● **TASK OBJECTIVE**:
In the listing below, locate the lines that hold the string "subtitle". Copy those lines.

● **SUPPLIED DATA**:
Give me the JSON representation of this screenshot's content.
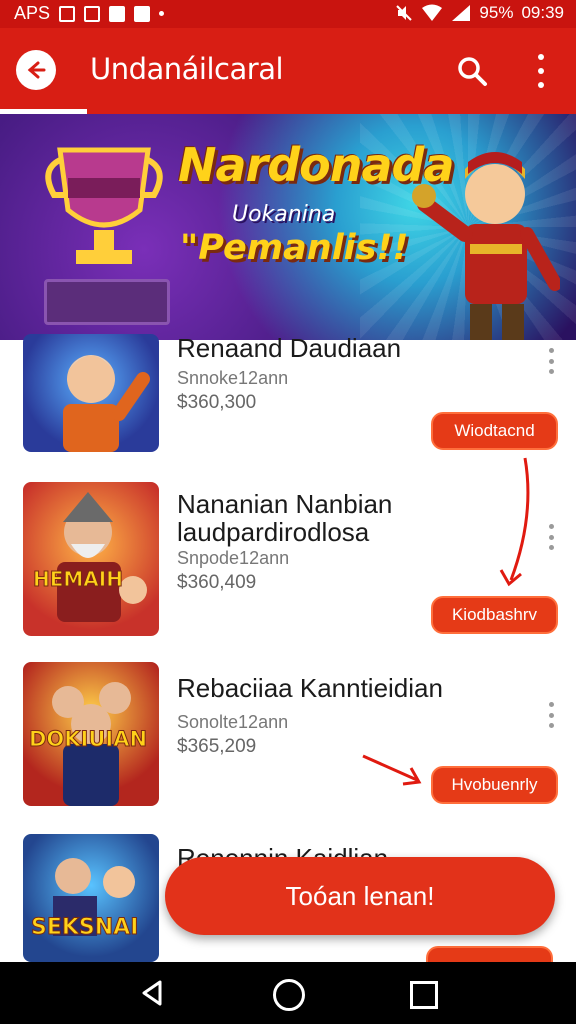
{
  "status_bar": {
    "carrier_text": "APS",
    "battery": "95%",
    "time": "09:39",
    "icons": [
      "notification-icon",
      "app-icon",
      "app-icon",
      "app-icon",
      "dot-icon",
      "mute-icon",
      "wifi-icon",
      "signal-icon"
    ]
  },
  "app_bar": {
    "title": "Undanáilcaral",
    "back_icon": "back-arrow-icon",
    "search_icon": "search-icon",
    "more_icon": "more-vert-icon"
  },
  "banner": {
    "title": "Nardonada",
    "subtitle": "Uokanina",
    "tagline": "\"Pemanlis!!"
  },
  "games": [
    {
      "title": "Renaand Daudiaan",
      "subtitle": "Snnoke12ann",
      "price": "$360,300",
      "action": "Wiodtacnd"
    },
    {
      "title": "Nananian Nanbian laudpardirodlosa",
      "subtitle": "Snpode12ann",
      "price": "$360,409",
      "action": "Kiodbashrv"
    },
    {
      "title": "Rebaciiaa Kanntieidian",
      "subtitle": "Sonolte12ann",
      "price": "$365,209",
      "action": "Hvobuenrly"
    },
    {
      "title": "Renennin Kaidlian",
      "subtitle": "",
      "price": "",
      "action": ""
    }
  ],
  "fab_label": "Toóan lenan!",
  "nav_bar": {
    "back_icon": "nav-back-icon",
    "home_icon": "nav-home-icon",
    "recent_icon": "nav-recent-icon"
  },
  "colors": {
    "primary": "#d81e14",
    "status_bar": "#c9140f",
    "action": "#e53a17",
    "fab": "#e2321a"
  }
}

● **PROBLEM SOLUTION**:
    "subtitle": "Uokanina",
      "subtitle": "Snnoke12ann",
      "subtitle": "Snpode12ann",
      "subtitle": "Sonolte12ann",
      "subtitle": "",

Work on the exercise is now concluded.